# TEKS YANG DIBERIKAN:
Trending Topik

Pakar Dorong UU Transisi Kekuasaan Pemimpin untuk Jaga Muruah ‘Mantan’ Presiden Jokowi

Abadikini.com, JAKARTA – Pakar hukum tata negara, Fahri Bachmid mendorong dibentuknya regulasi berupa undang-undang transisi kekuasaan pemimpin negara. Isinya, mengatur kekuasaan untuk menjaga muruah mantan presiden dan wakil presiden seperti contoh nanti setelah Peresiden Jokowi menjadi mantan Presiden kalak. Menurutnya, hal tersebut langkah positif guna menjaga stabilitas nasional yang terkendali dengan baik.

“Jangan hukum itu menjadi alat gebuk. Tradisi ini harus kita hentikan segera. Contoh pengalaman tidak baik terjadi kepada Soekarno seusai menjabat, termasuk Soeharto, hingga Gus Dur,” katanya saat diskusi publik bertema “Harkat, Martabat dan Keselamatan Seorang Mantan Presiden, di Jakarta, Jumat (1/9/2023).

Ia berharap, ke depan ada pengaturan baik dalam hukum positif agar hal ini bisa dilakukan secara beradab. “Transisi bisa memberikan kepastian dan kesinambungan. Jangan jadi ajang balas dendam,” tegasnya.

Menurut Fahri, hanya Prof Yusril Ihza Mahendra lah sosok yang memilkiki pengalaman di saat berhentinya Presiden Soeharto di 1998 sehingga negara kita yang sudah mengarah ke Indonesia Maju dan Indonesia Emas di 2045.

“Kalau di republik inikan yang berpengalaman untuk mengatur transisi kekuasaan itu cupa pak Yusril, Profesor Yusril Ihza Mahendra lah yang punya pengalaman dan pengetahuan yang mengatur tentang transisi itu. kalau bukan pak Yusril di zaman pak Harto itu saya kira sejarah mungkin tidak seperti ini,” tegas Fahri.

# PERINTAH TUGAS A:
Salin ulang tanpa perubahan baris-baris entri data, mulai dari baris yang memuat "Patent image size: (825, 1008)." hingga baris yang memuat "The base 14 is at (420, 693).".

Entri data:
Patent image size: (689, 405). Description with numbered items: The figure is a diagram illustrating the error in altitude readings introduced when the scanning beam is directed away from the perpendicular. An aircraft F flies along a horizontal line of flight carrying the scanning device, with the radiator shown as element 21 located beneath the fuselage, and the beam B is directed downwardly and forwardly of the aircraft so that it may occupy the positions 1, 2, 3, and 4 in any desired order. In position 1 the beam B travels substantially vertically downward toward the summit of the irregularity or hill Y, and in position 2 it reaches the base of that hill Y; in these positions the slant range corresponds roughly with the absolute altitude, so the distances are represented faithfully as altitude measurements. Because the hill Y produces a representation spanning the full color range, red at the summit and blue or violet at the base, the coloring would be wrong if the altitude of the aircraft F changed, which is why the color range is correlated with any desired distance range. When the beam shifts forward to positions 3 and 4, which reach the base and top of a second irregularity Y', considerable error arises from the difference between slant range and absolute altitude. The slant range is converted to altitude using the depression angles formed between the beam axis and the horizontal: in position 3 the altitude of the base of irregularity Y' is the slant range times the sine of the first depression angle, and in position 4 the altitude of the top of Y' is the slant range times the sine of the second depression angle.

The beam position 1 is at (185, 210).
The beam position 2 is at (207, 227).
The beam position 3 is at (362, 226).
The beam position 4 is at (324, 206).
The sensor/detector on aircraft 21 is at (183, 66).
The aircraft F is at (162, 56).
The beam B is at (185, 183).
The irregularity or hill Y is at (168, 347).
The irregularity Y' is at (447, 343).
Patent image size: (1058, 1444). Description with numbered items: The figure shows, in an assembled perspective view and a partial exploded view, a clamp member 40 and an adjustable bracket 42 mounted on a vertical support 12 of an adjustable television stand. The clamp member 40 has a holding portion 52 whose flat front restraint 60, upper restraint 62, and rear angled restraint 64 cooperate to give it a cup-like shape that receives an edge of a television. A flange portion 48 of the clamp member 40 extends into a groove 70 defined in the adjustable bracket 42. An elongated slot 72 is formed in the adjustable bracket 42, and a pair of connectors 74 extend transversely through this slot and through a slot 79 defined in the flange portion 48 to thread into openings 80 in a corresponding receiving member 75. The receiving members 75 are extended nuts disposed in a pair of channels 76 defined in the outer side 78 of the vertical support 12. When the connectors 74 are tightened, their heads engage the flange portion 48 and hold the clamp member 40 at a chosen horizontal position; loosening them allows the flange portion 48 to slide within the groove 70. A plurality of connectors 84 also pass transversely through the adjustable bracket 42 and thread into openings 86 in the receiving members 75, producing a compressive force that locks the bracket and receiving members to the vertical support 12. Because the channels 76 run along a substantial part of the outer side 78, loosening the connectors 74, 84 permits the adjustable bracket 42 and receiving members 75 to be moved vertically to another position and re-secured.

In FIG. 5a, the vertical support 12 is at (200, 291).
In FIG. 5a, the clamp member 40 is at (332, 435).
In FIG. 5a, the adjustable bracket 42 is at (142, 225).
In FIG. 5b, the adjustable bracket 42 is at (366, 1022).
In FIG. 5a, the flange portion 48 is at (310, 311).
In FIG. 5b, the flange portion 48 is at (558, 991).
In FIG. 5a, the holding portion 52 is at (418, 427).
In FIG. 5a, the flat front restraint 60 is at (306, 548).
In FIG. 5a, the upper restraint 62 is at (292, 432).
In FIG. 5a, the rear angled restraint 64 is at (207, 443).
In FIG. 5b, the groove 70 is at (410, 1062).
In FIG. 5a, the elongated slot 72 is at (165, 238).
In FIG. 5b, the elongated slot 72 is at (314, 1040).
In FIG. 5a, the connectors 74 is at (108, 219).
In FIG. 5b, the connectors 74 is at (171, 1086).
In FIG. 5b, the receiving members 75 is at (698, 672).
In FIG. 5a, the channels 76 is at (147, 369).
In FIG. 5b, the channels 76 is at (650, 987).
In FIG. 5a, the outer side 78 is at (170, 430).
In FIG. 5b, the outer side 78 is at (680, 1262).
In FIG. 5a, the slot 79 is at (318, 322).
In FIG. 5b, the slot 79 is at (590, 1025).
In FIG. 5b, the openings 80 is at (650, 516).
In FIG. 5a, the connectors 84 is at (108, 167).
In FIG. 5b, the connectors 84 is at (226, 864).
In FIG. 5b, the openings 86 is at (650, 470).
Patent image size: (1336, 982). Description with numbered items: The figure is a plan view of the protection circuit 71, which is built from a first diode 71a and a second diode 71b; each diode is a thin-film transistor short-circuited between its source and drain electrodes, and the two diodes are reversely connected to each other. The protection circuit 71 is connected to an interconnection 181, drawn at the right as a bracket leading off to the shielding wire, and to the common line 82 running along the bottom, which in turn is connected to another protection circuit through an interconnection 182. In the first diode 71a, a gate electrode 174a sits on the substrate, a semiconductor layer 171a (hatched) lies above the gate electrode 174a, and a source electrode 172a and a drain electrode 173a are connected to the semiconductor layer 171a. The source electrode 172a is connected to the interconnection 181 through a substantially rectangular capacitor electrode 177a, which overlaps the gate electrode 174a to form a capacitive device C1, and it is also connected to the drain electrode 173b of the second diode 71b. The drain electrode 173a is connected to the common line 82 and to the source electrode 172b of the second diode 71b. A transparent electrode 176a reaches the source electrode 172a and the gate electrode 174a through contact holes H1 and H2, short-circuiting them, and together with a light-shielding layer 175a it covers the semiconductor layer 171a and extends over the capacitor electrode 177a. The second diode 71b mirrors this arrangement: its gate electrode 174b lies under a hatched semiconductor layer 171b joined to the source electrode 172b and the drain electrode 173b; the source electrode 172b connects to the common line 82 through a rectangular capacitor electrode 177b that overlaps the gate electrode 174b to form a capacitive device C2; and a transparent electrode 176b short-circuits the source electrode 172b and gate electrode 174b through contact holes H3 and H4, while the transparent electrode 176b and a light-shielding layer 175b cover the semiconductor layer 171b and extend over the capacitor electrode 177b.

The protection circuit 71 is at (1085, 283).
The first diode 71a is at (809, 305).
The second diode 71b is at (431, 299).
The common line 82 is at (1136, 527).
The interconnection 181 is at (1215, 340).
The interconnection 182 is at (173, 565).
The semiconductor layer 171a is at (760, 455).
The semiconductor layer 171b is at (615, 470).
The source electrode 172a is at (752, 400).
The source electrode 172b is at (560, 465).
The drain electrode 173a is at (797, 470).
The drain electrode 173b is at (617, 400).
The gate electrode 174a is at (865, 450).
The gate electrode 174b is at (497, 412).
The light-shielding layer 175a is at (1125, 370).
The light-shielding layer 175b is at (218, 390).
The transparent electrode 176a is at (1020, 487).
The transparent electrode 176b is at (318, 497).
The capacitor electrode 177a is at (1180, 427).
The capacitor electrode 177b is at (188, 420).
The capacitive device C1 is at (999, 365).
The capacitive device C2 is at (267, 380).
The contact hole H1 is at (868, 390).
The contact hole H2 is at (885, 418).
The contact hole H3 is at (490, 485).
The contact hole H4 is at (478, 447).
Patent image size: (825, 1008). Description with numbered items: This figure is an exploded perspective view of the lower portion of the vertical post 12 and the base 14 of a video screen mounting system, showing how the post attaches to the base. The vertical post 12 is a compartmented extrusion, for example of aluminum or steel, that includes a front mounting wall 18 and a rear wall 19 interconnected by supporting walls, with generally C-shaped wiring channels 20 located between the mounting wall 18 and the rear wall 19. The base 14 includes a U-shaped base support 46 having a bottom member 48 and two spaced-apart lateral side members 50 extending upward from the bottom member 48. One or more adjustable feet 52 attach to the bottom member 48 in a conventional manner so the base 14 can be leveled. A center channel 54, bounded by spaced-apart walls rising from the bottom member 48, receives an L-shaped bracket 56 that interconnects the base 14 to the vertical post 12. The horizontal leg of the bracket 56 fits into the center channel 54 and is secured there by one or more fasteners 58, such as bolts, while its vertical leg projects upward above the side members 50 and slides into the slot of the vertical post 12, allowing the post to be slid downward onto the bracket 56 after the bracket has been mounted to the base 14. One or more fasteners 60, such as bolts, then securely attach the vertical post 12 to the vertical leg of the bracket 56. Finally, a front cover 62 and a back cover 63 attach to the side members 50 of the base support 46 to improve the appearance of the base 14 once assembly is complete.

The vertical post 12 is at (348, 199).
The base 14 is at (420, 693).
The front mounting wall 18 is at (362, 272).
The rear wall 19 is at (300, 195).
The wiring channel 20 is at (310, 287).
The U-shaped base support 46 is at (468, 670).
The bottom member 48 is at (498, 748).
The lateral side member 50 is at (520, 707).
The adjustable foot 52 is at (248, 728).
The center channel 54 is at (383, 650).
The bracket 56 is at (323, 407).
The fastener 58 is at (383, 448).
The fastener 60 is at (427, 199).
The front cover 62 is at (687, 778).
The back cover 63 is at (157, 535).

# PERINTAH TUGAS B:
Jawablah pertanyaan berikut berdasarkan artikel tentang transisi kekuasaan.
(i) Siapa pakar hukum tata negara yang mendorong pembentukan undang-undang transisi kekuasaan pemimpin negara?
(ii) Pada hari dan tanggal berapa diskusi publik itu berlangsung?
(iii) Menurut Fahri, siapa yang memiliki pengalaman pada saat berhentinya Presiden Soeharto di 1998?

# HASIL LATIHAN A:
Patent image size: (825, 1008). Description with numbered items: This figure is an exploded perspective view of the lower portion of the vertical post 12 and the base 14 of a video screen mounting system, showing how the post attaches to the base. The vertical post 12 is a compartmented extrusion, for example of aluminum or steel, that includes a front mounting wall 18 and a rear wall 19 interconnected by supporting walls, with generally C-shaped wiring channels 20 located between the mounting wall 18 and the rear wall 19. The base 14 includes a U-shaped base support 46 having a bottom member 48 and two spaced-apart lateral side members 50 extending upward from the bottom member 48. One or more adjustable feet 52 attach to the bottom member 48 in a conventional manner so the base 14 can be leveled. A center channel 54, bounded by spaced-apart walls rising from the bottom member 48, receives an L-shaped bracket 56 that interconnects the base 14 to the vertical post 12. The horizontal leg of the bracket 56 fits into the center channel 54 and is secured there by one or more fasteners 58, such as bolts, while its vertical leg projects upward above the side members 50 and slides into the slot of the vertical post 12, allowing the post to be slid downward onto the bracket 56 after the bracket has been mounted to the base 14. One or more fasteners 60, such as bolts, then securely attach the vertical post 12 to the vertical leg of the bracket 56. Finally, a front cover 62 and a back cover 63 attach to the side members 50 of the base support 46 to improve the appearance of the base 14 once assembly is complete.

The vertical post 12 is at (348, 199).
The base 14 is at (420, 693).

# HASIL LATIHAN B:
(i) Fahri Bachmid.
(ii) Jumat, 1 September 2023.
(iii) Prof Yusril Ihza Mahendra.